-- INFORMATION SUPPLIED start --

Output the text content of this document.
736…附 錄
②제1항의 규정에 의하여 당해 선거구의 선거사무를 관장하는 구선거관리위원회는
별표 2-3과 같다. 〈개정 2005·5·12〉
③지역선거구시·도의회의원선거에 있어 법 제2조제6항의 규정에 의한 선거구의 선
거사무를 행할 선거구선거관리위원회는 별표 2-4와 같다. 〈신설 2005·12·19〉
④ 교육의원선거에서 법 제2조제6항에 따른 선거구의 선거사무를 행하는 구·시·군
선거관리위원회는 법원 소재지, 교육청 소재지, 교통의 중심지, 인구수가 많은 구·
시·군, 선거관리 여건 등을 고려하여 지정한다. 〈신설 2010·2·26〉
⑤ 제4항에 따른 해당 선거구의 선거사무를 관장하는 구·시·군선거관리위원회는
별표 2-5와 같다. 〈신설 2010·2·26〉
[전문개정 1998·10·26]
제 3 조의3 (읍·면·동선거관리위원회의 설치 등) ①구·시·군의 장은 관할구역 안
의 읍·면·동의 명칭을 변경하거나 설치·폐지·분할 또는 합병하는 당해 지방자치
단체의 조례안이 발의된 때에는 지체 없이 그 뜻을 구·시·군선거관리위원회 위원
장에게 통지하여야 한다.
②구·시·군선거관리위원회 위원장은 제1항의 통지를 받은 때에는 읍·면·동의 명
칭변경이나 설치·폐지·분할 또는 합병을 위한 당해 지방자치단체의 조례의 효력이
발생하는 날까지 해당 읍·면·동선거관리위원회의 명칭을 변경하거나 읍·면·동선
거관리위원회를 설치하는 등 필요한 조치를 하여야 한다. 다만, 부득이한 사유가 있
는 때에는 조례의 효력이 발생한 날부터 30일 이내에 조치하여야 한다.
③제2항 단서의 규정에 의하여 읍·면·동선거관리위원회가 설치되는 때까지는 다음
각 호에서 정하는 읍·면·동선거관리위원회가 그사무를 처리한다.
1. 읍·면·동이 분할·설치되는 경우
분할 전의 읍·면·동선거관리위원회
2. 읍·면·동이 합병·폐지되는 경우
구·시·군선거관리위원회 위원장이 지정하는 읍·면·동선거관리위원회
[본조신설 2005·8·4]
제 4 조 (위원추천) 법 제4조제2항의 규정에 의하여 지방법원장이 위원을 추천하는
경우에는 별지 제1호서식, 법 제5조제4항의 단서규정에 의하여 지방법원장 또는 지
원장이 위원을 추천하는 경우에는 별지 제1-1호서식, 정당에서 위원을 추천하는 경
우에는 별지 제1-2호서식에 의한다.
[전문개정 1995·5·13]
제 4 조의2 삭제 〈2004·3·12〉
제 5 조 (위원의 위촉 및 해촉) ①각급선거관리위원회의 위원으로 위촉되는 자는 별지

-- INFORMATION SUPPLIED end --

Copy every line that includes the string "관장하는" from the material above.

## RESPONSE
②제1항의 규정에 의하여 당해 선거구의 선거사무를 관장하는 구선거관리위원회는
⑤ 제4항에 따른 해당 선거구의 선거사무를 관장하는 구·시·군선거관리위원회는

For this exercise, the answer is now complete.